(Dataset records on visual material)

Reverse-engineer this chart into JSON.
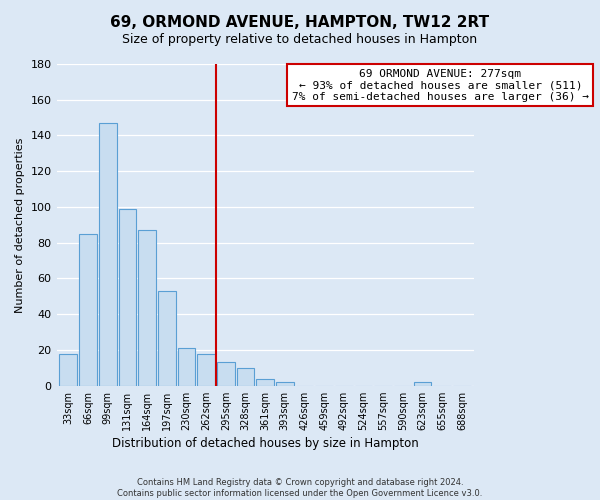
{
  "title": "69, ORMOND AVENUE, HAMPTON, TW12 2RT",
  "subtitle": "Size of property relative to detached houses in Hampton",
  "xlabel": "Distribution of detached houses by size in Hampton",
  "ylabel": "Number of detached properties",
  "bar_color": "#c8ddf0",
  "bar_edge_color": "#5a9fd4",
  "bin_labels": [
    "33sqm",
    "66sqm",
    "99sqm",
    "131sqm",
    "164sqm",
    "197sqm",
    "230sqm",
    "262sqm",
    "295sqm",
    "328sqm",
    "361sqm",
    "393sqm",
    "426sqm",
    "459sqm",
    "492sqm",
    "524sqm",
    "557sqm",
    "590sqm",
    "623sqm",
    "655sqm",
    "688sqm"
  ],
  "bar_values": [
    18,
    85,
    147,
    99,
    87,
    53,
    21,
    18,
    13,
    10,
    4,
    2,
    0,
    0,
    0,
    0,
    0,
    0,
    2,
    0,
    0
  ],
  "vline_pos": 7.5,
  "vline_color": "#cc0000",
  "annotation_line1": "69 ORMOND AVENUE: 277sqm",
  "annotation_line2": "← 93% of detached houses are smaller (511)",
  "annotation_line3": "7% of semi-detached houses are larger (36) →",
  "annotation_box_color": "#ffffff",
  "annotation_box_edge_color": "#cc0000",
  "ylim": [
    0,
    180
  ],
  "yticks": [
    0,
    20,
    40,
    60,
    80,
    100,
    120,
    140,
    160,
    180
  ],
  "footer_line1": "Contains HM Land Registry data © Crown copyright and database right 2024.",
  "footer_line2": "Contains public sector information licensed under the Open Government Licence v3.0.",
  "bg_color": "#dce8f5",
  "plot_bg_color": "#dce8f5",
  "title_fontsize": 11,
  "subtitle_fontsize": 9
}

### Exercise aim
Copy out each line of the material that holds the word "ORMOND".

### Written solution
  "title": "69, ORMOND AVENUE, HAMPTON, TW12 2RT",
  "annotation_line1": "69 ORMOND AVENUE: 277sqm",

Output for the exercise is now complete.